§ **Goal**:
Collect every line that includes the string "shirt".

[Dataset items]
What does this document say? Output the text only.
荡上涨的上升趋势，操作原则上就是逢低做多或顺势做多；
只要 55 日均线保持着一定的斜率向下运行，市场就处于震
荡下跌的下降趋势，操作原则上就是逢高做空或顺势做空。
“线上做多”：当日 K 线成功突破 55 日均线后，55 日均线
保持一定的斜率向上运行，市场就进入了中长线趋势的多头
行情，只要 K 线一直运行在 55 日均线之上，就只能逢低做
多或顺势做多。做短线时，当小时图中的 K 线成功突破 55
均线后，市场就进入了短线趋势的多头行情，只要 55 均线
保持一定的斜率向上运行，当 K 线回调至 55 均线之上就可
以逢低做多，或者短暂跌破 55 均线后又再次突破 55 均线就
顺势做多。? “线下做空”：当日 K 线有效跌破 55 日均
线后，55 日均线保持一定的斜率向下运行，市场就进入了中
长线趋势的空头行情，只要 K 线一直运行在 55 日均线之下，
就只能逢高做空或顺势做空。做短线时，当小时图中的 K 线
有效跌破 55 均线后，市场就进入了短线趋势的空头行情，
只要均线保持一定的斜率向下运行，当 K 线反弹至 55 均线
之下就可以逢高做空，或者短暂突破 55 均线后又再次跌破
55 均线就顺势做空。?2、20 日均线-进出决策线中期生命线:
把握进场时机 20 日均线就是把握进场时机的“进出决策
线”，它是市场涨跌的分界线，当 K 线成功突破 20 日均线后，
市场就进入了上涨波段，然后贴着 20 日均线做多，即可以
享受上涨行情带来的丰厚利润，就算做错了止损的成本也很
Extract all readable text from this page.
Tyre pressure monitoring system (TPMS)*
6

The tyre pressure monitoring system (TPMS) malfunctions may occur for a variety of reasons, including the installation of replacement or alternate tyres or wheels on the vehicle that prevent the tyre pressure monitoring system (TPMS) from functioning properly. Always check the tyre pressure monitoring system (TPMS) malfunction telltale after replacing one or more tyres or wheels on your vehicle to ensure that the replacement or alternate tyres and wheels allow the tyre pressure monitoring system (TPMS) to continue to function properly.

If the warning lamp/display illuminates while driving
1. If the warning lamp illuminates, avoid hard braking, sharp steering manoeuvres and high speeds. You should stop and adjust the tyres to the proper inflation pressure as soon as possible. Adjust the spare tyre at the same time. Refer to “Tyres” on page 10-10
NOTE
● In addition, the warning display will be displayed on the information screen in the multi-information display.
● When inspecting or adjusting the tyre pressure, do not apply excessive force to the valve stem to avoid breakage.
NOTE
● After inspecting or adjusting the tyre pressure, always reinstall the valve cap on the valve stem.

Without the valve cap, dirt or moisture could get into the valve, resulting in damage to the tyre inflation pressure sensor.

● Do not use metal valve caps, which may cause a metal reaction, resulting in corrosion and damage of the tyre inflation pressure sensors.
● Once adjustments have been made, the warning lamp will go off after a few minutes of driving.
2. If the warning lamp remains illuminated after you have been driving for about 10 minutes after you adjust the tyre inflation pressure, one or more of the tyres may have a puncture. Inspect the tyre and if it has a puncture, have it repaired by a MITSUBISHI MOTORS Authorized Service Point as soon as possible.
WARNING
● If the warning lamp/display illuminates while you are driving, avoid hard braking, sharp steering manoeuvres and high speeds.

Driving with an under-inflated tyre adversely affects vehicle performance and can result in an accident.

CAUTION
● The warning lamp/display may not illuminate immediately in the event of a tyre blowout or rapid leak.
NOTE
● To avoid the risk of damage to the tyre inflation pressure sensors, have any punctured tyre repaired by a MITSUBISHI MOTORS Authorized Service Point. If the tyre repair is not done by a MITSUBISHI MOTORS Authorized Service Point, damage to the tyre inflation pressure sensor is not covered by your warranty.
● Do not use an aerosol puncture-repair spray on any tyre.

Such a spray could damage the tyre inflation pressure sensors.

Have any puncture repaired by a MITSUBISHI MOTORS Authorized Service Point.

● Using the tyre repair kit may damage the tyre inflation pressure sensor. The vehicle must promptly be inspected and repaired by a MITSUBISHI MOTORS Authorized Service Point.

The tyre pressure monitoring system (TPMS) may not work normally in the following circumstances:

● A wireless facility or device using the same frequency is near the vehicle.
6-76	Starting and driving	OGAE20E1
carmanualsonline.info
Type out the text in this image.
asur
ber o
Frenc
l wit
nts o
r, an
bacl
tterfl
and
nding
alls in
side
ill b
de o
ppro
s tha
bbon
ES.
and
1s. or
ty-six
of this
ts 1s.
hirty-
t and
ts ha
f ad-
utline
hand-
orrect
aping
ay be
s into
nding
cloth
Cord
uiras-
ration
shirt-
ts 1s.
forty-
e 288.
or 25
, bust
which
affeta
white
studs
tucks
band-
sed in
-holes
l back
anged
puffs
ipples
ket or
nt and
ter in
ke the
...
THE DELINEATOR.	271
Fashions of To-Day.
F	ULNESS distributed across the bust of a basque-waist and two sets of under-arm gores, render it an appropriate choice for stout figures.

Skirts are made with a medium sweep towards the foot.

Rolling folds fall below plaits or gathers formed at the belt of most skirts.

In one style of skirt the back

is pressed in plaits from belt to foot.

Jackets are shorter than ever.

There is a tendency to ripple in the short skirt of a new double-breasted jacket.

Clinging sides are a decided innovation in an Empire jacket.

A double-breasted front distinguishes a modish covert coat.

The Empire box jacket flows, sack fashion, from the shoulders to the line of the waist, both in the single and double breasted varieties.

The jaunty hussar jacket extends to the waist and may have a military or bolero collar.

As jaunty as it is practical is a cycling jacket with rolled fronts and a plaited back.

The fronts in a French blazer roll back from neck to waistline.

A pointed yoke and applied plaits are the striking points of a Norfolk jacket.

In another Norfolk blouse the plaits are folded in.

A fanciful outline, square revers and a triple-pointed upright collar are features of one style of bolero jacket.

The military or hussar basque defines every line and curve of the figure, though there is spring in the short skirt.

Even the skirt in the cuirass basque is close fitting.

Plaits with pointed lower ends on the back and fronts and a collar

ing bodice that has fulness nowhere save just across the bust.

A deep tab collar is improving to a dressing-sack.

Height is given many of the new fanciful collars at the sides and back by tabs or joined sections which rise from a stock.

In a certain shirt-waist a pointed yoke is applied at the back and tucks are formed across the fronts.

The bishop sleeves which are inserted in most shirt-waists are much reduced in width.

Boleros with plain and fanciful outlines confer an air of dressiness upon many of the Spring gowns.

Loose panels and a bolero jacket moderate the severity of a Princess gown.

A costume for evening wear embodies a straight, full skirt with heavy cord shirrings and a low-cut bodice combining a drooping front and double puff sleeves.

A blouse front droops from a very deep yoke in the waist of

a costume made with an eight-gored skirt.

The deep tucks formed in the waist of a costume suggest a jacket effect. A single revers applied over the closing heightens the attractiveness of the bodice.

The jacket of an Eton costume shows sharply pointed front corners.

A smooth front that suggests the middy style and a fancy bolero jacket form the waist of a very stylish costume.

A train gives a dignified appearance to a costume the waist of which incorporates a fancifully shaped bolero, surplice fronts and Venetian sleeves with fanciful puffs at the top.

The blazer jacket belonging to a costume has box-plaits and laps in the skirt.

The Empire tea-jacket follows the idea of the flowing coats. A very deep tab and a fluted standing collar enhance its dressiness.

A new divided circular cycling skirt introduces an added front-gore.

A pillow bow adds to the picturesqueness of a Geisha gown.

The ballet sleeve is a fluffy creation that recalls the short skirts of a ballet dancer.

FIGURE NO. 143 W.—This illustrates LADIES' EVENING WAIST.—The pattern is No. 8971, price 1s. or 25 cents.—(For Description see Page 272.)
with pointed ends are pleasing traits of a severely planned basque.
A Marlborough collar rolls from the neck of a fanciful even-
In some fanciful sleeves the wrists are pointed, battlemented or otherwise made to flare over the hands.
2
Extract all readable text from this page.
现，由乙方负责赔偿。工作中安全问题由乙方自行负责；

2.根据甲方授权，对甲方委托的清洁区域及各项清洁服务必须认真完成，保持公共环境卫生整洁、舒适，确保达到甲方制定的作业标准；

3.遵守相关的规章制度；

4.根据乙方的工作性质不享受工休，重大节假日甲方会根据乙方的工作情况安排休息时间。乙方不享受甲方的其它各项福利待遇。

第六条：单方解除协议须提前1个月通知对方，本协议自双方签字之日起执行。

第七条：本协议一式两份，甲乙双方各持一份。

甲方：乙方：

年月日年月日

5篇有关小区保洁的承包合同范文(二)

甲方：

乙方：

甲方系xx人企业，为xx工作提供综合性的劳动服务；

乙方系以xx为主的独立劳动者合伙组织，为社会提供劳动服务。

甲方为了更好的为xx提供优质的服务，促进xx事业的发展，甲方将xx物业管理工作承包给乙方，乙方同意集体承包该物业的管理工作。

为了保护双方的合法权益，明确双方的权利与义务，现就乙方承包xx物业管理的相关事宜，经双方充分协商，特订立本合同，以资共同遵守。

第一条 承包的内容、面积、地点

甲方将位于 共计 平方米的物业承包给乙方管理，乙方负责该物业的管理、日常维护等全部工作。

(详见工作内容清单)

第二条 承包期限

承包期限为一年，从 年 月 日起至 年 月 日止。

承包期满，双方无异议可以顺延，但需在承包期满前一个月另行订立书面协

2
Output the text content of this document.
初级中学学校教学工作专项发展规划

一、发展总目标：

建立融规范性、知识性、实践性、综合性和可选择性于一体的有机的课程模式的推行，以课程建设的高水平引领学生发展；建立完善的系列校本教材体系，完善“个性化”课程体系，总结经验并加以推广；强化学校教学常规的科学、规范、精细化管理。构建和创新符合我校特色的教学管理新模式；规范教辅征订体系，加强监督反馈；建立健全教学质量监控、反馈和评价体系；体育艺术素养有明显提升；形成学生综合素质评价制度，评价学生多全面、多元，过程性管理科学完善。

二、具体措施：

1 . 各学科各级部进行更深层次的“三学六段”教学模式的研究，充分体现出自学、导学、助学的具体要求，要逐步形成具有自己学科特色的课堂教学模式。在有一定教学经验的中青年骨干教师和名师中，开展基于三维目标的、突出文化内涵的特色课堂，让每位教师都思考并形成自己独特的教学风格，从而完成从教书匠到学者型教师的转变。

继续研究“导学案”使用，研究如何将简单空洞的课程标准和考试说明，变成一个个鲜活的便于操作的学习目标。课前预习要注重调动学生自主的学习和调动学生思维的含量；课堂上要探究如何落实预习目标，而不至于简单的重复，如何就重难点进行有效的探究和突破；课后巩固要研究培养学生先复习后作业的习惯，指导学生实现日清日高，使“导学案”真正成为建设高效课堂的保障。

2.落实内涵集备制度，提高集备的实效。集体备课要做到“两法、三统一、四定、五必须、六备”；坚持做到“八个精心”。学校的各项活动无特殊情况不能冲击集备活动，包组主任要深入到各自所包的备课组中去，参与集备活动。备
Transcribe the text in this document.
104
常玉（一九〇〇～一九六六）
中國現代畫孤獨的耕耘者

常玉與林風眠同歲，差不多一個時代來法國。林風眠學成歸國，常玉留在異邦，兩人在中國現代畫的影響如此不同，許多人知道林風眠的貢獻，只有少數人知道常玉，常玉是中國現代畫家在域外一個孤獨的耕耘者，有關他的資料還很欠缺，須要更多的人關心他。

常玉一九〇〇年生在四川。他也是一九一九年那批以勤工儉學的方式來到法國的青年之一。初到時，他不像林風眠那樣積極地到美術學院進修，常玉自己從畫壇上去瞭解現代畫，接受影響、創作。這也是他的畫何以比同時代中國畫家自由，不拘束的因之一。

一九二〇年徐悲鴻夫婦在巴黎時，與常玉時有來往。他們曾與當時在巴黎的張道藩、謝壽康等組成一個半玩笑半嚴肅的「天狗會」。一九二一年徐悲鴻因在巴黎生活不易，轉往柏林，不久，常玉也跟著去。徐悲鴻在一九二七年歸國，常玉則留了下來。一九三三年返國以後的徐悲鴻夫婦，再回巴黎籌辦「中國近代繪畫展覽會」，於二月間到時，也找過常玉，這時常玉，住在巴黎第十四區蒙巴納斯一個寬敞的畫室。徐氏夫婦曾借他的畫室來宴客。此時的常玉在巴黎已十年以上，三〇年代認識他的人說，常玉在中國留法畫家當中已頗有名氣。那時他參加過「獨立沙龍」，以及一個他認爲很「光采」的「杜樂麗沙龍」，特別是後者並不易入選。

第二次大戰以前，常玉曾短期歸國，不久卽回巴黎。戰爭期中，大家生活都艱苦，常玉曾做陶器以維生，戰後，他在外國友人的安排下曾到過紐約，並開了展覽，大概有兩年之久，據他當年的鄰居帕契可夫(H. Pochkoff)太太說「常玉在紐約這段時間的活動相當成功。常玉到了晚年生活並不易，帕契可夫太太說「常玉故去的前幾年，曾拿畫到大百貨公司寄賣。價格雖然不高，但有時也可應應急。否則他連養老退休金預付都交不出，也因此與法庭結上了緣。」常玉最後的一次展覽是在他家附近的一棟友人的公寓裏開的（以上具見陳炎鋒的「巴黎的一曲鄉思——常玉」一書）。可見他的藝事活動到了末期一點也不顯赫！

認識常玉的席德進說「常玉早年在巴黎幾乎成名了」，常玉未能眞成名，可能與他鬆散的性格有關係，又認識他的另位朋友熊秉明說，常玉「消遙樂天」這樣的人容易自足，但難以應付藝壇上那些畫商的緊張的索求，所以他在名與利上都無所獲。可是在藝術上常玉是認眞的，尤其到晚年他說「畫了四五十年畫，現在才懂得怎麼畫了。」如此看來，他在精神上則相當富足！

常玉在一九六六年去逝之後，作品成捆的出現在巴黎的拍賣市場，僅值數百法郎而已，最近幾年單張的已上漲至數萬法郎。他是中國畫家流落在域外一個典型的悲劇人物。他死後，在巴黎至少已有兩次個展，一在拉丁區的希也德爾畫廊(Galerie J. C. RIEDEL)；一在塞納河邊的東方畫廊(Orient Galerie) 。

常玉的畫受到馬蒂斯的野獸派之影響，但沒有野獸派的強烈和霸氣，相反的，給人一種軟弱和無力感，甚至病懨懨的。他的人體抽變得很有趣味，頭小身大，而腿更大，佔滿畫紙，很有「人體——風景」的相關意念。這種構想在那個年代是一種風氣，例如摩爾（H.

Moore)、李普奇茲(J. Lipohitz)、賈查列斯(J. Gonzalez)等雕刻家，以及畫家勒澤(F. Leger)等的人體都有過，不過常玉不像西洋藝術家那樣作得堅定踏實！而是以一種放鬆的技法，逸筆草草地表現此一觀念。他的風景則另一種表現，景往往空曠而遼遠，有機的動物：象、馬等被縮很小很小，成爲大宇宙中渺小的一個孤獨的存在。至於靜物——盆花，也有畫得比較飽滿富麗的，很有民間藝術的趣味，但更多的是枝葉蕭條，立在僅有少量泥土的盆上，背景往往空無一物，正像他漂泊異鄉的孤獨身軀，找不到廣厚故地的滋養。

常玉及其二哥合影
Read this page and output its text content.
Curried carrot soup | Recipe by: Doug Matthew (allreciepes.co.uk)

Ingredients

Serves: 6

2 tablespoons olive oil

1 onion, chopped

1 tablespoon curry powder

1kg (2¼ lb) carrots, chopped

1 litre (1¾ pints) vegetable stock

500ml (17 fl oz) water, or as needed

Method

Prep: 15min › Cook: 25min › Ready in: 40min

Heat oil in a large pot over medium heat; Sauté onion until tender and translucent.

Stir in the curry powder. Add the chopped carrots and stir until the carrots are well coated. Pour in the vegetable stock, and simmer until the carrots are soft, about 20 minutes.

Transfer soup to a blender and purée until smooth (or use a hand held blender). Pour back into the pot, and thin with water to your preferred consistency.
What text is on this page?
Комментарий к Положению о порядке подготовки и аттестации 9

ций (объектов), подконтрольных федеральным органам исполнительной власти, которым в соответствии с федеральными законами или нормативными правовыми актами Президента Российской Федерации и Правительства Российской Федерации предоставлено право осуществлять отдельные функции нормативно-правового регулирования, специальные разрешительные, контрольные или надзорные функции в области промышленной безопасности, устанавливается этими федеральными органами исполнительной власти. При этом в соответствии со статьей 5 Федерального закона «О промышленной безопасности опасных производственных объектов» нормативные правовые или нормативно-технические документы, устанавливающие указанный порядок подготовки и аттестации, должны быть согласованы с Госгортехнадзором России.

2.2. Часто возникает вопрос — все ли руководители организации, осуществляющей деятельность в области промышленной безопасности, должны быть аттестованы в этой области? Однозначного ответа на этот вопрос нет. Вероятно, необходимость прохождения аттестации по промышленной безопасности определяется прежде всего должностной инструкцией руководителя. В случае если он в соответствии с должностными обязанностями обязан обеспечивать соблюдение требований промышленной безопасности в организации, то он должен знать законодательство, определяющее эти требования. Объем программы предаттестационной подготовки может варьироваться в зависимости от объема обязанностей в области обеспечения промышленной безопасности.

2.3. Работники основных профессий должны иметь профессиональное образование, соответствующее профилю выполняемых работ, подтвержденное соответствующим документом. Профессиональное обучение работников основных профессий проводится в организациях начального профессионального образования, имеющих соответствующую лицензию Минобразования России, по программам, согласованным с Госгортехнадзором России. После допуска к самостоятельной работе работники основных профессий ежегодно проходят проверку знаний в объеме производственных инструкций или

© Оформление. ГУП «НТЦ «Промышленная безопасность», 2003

§ **Exercise result**:
shirt-
In a certain shirt-waist a pointed yoke is applied at the back and tucks are formed across the fronts.
The bishop sleeves which are inserted in most shirt-waists are much reduced in width.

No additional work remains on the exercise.